Given instruction: Locate each line below that includes "JSON" and reproduce it.

········

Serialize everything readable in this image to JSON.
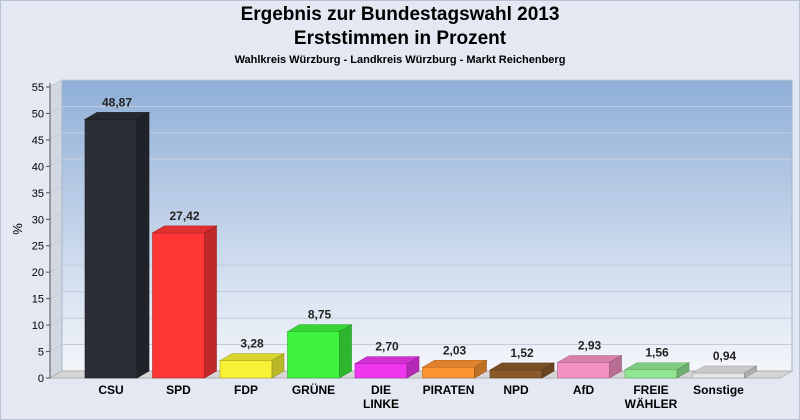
{
  "title": "Ergebnis zur Bundestagswahl 2013",
  "subtitle": "Erststimmen in Prozent",
  "caption": "Wahlkreis Würzburg - Landkreis Würzburg - Markt Reichenberg",
  "chart_data": {
    "type": "bar",
    "ylabel": "%",
    "ylim": [
      0,
      55
    ],
    "yticks": [
      0,
      5,
      10,
      15,
      20,
      25,
      30,
      35,
      40,
      45,
      50,
      55
    ],
    "grid": true,
    "categories": [
      [
        "CSU"
      ],
      [
        "SPD"
      ],
      [
        "FDP"
      ],
      [
        "GRÜNE"
      ],
      [
        "DIE",
        "LINKE"
      ],
      [
        "PIRATEN"
      ],
      [
        "NPD"
      ],
      [
        "AfD"
      ],
      [
        "FREIE",
        "WÄHLER"
      ],
      [
        "Sonstige"
      ]
    ],
    "values": [
      48.87,
      27.42,
      3.28,
      8.75,
      2.7,
      2.03,
      1.52,
      2.93,
      1.56,
      0.94
    ],
    "value_labels": [
      "48,87",
      "27,42",
      "3,28",
      "8,75",
      "2,70",
      "2,03",
      "1,52",
      "2,93",
      "1,56",
      "0,94"
    ],
    "colors": [
      "#2b2d37",
      "#ff3636",
      "#f6f235",
      "#3ef33e",
      "#f037f0",
      "#ff9433",
      "#8b5a2b",
      "#f592c4",
      "#92e892",
      "#e6e6e6"
    ]
  }
}
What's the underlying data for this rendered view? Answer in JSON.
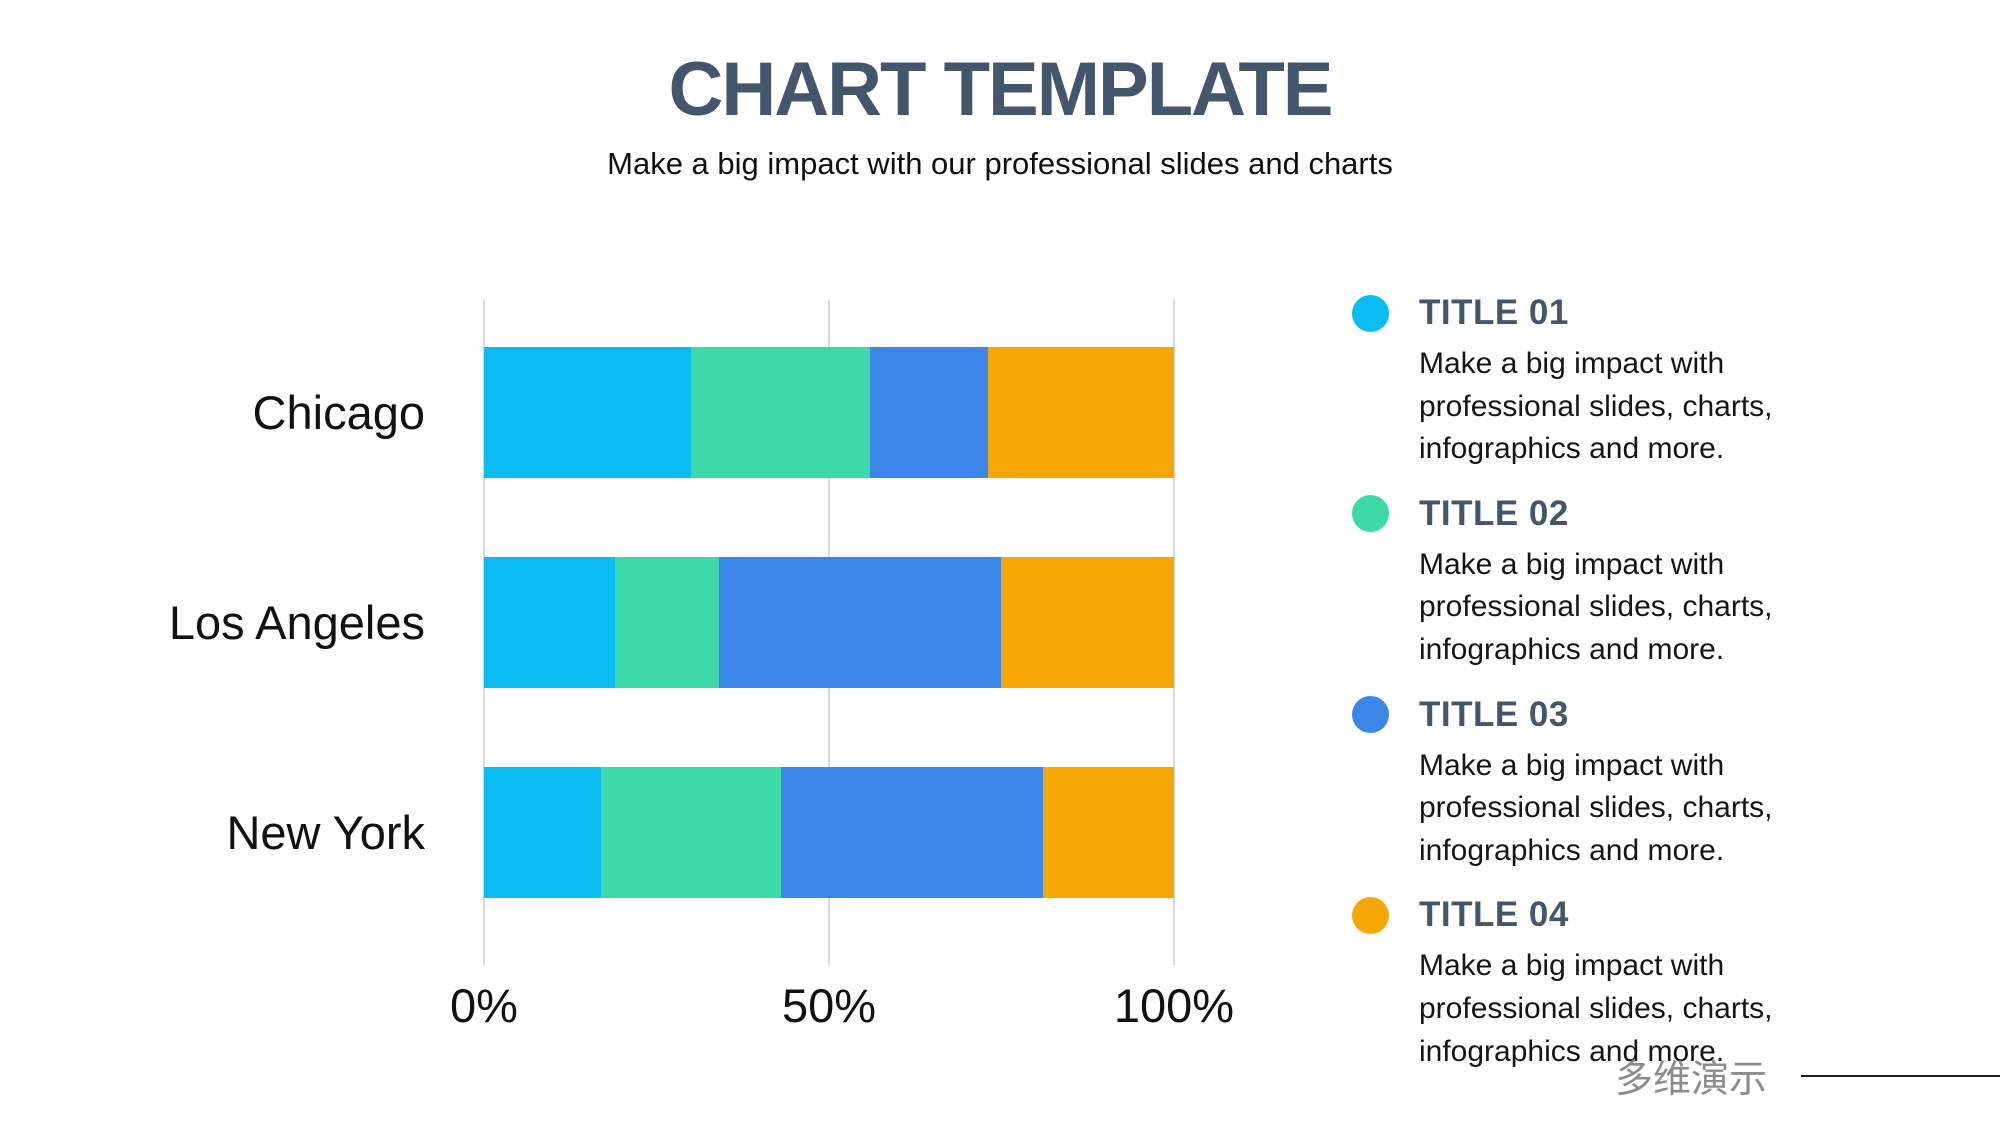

········

Response for this exercise:
Serialize everything readable in this image to JSON.
What's the underlying data for this rendered view? Answer in JSON.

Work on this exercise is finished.